## begin Extracted information
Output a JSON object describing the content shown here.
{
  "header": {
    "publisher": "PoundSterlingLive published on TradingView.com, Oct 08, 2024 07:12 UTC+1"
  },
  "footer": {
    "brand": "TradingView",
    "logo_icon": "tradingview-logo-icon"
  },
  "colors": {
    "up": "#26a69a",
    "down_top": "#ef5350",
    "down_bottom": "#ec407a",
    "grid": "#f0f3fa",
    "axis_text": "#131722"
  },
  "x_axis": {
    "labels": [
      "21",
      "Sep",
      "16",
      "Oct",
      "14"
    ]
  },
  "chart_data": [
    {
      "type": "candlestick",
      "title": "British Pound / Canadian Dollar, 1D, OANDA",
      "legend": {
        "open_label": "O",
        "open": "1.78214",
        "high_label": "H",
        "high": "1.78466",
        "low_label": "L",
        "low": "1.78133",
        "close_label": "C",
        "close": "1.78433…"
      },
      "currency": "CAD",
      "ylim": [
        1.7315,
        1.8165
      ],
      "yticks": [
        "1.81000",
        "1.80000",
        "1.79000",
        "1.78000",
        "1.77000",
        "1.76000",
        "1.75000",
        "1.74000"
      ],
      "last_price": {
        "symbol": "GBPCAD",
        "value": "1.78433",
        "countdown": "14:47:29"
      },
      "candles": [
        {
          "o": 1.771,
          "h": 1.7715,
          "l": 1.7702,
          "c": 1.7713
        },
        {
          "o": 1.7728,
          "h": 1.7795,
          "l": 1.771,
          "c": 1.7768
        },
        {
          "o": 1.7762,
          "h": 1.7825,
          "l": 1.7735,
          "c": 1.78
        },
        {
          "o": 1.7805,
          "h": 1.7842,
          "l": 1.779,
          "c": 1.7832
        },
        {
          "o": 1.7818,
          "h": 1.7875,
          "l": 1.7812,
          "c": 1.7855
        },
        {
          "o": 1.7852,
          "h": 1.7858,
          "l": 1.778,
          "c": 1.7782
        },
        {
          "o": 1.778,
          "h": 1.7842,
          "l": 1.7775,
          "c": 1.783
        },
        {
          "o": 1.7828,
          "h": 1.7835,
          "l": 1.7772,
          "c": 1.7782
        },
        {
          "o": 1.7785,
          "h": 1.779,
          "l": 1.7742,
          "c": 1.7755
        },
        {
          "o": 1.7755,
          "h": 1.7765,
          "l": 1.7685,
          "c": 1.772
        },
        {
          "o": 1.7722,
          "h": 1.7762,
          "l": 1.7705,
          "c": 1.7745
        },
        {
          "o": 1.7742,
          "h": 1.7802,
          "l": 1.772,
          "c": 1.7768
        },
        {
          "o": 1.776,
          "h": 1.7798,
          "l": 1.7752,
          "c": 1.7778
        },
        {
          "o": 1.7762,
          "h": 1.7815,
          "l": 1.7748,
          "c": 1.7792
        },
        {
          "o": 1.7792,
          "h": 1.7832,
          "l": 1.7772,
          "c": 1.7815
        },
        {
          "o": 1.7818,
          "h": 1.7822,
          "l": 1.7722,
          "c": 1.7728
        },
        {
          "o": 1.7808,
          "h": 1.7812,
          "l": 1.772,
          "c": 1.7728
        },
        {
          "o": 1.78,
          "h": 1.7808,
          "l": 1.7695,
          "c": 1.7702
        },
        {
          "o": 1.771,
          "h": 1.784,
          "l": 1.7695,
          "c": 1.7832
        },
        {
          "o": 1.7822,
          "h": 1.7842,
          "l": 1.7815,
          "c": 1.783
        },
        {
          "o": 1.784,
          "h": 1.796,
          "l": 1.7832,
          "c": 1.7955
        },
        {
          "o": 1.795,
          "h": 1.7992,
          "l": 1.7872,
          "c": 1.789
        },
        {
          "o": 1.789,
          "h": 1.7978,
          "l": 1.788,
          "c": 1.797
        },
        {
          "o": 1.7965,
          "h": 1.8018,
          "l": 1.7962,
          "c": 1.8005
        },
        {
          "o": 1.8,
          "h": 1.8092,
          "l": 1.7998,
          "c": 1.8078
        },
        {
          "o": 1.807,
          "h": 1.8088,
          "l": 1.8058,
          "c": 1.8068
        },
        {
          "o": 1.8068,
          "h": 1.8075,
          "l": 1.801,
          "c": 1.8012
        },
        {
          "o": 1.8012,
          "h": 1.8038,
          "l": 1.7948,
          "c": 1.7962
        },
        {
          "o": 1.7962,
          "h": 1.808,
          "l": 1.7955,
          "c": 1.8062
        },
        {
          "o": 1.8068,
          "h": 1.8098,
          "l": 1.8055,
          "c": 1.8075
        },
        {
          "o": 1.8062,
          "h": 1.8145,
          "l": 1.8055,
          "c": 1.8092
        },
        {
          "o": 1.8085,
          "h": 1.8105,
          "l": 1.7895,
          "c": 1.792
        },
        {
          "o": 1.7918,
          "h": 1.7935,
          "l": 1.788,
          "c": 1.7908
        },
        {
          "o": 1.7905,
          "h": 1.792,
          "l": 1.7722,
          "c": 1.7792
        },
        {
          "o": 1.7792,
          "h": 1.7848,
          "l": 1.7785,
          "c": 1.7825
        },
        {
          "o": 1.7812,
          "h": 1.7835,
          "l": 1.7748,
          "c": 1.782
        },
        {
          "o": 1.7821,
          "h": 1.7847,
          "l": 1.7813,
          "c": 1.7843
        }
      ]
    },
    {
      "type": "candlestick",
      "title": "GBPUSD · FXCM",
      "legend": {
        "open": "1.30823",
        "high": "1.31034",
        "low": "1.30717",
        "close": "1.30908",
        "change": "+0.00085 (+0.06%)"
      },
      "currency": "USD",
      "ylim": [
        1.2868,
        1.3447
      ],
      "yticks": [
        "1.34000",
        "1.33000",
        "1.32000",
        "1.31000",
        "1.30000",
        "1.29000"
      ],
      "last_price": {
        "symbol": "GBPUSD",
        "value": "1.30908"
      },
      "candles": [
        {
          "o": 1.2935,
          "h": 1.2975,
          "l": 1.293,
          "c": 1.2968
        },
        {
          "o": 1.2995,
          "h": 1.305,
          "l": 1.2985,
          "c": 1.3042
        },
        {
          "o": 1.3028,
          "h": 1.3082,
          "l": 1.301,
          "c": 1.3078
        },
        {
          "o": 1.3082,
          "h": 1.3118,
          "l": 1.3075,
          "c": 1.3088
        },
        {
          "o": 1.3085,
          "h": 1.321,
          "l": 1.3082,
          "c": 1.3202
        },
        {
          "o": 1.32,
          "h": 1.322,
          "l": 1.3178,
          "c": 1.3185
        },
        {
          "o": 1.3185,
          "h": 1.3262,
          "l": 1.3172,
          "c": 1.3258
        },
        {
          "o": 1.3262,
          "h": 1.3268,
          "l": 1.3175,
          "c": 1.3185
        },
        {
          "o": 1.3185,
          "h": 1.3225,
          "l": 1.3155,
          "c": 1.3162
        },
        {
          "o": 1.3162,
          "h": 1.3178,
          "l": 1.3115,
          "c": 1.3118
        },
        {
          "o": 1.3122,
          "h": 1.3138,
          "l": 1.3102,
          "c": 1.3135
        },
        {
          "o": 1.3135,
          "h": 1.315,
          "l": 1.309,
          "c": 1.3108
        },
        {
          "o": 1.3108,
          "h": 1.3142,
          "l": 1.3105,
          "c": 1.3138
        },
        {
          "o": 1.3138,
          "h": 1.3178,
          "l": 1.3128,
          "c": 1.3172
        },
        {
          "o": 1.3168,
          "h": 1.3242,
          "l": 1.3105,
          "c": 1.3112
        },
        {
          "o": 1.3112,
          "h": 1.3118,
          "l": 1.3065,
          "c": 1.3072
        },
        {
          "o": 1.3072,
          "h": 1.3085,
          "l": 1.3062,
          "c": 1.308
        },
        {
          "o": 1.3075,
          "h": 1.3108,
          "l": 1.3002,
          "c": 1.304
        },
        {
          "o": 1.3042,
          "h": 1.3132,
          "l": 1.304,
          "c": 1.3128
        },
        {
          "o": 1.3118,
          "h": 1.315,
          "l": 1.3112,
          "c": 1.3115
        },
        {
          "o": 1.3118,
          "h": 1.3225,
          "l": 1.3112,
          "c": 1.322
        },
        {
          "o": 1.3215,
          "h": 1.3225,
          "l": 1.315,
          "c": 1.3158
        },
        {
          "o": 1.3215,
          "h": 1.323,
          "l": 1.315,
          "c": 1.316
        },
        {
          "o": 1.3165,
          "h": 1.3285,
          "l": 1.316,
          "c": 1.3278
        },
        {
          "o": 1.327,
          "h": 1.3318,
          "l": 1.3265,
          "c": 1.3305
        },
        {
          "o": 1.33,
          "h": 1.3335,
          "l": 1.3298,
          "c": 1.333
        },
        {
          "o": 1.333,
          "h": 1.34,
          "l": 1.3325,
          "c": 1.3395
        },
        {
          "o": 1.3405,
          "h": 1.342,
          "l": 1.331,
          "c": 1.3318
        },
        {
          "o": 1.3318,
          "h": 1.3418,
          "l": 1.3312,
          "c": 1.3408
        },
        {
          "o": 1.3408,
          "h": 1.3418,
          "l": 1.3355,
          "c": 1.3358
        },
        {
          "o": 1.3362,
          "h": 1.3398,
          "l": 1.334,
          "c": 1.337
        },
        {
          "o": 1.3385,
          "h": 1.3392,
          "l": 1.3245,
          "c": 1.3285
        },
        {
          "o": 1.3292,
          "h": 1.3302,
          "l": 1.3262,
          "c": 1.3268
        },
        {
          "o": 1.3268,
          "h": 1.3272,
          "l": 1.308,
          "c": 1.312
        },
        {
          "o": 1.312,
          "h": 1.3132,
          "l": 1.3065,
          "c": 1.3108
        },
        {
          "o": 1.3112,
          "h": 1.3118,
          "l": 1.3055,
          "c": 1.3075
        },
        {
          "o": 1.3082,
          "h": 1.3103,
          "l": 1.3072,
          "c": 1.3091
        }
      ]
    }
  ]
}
## end Extracted information
**What you have to do:** Show each line of the listing that holds the string "title".

**Final result:**
      "title": "British Pound / Canadian Dollar, 1D, OANDA",
      "title": "GBPUSD · FXCM",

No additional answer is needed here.